**TO DO**
Set down, in full, every record in the block.

Data records:
+ + + +
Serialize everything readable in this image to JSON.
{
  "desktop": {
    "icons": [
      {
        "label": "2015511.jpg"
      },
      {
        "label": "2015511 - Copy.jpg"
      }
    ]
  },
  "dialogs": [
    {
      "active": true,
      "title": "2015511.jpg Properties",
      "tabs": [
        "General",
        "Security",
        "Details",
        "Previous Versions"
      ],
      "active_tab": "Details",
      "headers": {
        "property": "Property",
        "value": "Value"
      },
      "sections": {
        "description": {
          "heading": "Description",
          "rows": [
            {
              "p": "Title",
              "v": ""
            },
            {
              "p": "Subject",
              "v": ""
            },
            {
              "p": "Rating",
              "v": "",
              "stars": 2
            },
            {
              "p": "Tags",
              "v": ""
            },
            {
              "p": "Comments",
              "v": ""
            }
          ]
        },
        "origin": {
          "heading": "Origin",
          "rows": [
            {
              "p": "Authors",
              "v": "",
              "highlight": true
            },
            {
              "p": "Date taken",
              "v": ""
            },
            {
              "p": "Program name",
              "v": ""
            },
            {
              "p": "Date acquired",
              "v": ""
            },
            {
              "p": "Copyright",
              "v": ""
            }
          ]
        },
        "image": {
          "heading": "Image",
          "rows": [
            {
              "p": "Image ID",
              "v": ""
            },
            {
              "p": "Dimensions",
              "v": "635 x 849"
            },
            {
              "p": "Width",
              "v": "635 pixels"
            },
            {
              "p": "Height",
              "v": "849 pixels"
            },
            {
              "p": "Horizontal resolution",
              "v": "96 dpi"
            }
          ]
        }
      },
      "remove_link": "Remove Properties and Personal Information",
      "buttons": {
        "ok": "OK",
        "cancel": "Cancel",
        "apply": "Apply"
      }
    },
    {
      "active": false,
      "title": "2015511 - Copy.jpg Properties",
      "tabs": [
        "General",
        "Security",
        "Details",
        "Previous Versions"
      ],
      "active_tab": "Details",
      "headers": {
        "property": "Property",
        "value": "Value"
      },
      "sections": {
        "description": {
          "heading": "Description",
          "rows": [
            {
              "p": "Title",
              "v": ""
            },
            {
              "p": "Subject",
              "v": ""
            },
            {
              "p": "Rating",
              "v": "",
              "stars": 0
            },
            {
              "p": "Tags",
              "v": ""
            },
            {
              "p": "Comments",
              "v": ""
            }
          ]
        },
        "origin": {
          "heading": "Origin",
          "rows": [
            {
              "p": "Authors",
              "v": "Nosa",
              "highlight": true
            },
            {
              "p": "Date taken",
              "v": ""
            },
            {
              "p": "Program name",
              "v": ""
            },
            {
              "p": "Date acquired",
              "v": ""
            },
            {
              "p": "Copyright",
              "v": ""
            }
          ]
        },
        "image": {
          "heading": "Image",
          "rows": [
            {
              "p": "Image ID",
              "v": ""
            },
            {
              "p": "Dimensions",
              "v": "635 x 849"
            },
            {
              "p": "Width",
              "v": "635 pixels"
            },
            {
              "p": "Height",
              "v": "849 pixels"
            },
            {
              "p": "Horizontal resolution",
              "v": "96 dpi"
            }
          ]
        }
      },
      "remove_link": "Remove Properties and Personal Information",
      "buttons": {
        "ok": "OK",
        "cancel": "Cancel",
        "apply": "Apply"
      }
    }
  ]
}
+ + + +
**SOLUTION TO THIS EXERCISE**
Serialize everything readable in this image to JSON.
{
  "desktop": {
    "icons": [
      {
        "label": "2015511.jpg"
      },
      {
        "label": "2015511 - Copy.jpg"
      }
    ]
  },
  "dialogs": [
    {
      "active": true,
      "title": "2015511.jpg Properties",
      "tabs": [
        "General",
        "Security",
        "Details",
        "Previous Versions"
      ],
      "active_tab": "Details",
      "headers": {
        "property": "Property",
        "value": "Value"
      },
      "sections": {
        "description": {
          "heading": "Description",
          "rows": [
            {
              "p": "Title",
              "v": ""
            },
            {
              "p": "Subject",
              "v": ""
            },
            {
              "p": "Rating",
              "v": "",
              "stars": 2
            },
            {
              "p": "Tags",
              "v": ""
            },
            {
              "p": "Comments",
              "v": ""
            }
          ]
        },
        "origin": {
          "heading": "Origin",
          "rows": [
            {
              "p": "Authors",
              "v": "",
              "highlight": true
            },
            {
              "p": "Date taken",
              "v": ""
            },
            {
              "p": "Program name",
              "v": ""
            },
            {
              "p": "Date acquired",
              "v": ""
            },
            {
              "p": "Copyright",
              "v": ""
            }
          ]
        },
        "image": {
          "heading": "Image",
          "rows": [
            {
              "p": "Image ID",
              "v": ""
            },
            {
              "p": "Dimensions",
              "v": "635 x 849"
            },
            {
              "p": "Width",
              "v": "635 pixels"
            },
            {
              "p": "Height",
              "v": "849 pixels"
            },
            {
              "p": "Horizontal resolution",
              "v": "96 dpi"
            }
          ]
        }
      },
      "remove_link": "Remove Properties and Personal Information",
      "buttons": {
        "ok": "OK",
        "cancel": "Cancel",
        "apply": "Apply"
      }
    },
    {
      "active": false,
      "title": "2015511 - Copy.jpg Properties",
      "tabs": [
        "General",
        "Security",
        "Details",
        "Previous Versions"
      ],
      "active_tab": "Details",
      "headers": {
        "property": "Property",
        "value": "Value"
      },
      "sections": {
        "description": {
          "heading": "Description",
          "rows": [
            {
              "p": "Title",
              "v": ""
            },
            {
              "p": "Subject",
              "v": ""
            },
            {
              "p": "Rating",
              "v": "",
              "stars": 0
            },
            {
              "p": "Tags",
              "v": ""
            },
            {
              "p": "Comments",
              "v": ""
            }
          ]
        },
        "origin": {
          "heading": "Origin",
          "rows": [
            {
              "p": "Authors",
              "v": "Nosa",
              "highlight": true
            },
            {
              "p": "Date taken",
              "v": ""
            },
            {
              "p": "Program name",
              "v": ""
            },
            {
              "p": "Date acquired",
              "v": ""
            },
            {
              "p": "Copyright",
              "v": ""
            }
          ]
        },
        "image": {
          "heading": "Image",
          "rows": [
            {
              "p": "Image ID",
              "v": ""
            },
            {
              "p": "Dimensions",
              "v": "635 x 849"
            },
            {
              "p": "Width",
              "v": "635 pixels"
            },
            {
              "p": "Height",
              "v": "849 pixels"
            },
            {
              "p": "Horizontal resolution",
              "v": "96 dpi"
            }
          ]
        }
      },
      "remove_link": "Remove Properties and Personal Information",
      "buttons": {
        "ok": "OK",
        "cancel": "Cancel",
        "apply": "Apply"
      }
    }
  ]
}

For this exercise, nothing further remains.